### Problem requirements
Show each line from the listing that includes the word "maintaining".

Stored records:
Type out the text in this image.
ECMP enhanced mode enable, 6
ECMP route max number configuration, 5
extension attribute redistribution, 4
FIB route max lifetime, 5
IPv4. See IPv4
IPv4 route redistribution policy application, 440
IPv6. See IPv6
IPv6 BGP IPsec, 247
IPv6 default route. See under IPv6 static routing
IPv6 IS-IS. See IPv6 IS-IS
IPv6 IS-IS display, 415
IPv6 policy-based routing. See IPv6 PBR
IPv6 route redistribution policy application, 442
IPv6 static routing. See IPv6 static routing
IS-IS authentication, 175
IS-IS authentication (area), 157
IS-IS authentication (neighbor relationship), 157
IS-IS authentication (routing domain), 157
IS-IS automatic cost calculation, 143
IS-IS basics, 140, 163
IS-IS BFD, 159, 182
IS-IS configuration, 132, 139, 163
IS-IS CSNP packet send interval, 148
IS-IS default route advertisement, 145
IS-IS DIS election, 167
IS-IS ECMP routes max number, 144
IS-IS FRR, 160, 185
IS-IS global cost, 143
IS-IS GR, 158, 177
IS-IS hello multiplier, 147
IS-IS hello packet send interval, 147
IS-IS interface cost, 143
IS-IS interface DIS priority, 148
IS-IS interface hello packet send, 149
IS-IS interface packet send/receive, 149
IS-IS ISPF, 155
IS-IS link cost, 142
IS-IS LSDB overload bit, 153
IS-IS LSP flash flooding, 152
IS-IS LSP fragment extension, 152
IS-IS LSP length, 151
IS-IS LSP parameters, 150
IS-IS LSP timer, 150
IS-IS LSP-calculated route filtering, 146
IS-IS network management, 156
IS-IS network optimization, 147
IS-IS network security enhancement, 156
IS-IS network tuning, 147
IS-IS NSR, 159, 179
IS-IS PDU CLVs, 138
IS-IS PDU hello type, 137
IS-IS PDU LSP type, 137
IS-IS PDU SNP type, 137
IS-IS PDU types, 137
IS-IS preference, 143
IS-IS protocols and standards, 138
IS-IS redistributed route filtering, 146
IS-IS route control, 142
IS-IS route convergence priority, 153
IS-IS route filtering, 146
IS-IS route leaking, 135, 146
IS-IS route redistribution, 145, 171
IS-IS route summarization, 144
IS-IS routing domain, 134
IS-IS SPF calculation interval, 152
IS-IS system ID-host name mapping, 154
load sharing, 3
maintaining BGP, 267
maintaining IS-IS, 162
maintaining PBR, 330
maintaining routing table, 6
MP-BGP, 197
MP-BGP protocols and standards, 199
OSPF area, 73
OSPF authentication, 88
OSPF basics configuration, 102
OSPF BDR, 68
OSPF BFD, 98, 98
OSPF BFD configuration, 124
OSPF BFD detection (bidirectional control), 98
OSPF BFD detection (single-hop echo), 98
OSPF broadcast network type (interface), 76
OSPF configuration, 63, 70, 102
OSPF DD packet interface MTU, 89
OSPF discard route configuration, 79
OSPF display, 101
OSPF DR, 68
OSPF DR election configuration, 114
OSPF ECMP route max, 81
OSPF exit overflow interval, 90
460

### Response below
maintaining BGP, 267
maintaining IS-IS, 162
maintaining PBR, 330
maintaining routing table, 6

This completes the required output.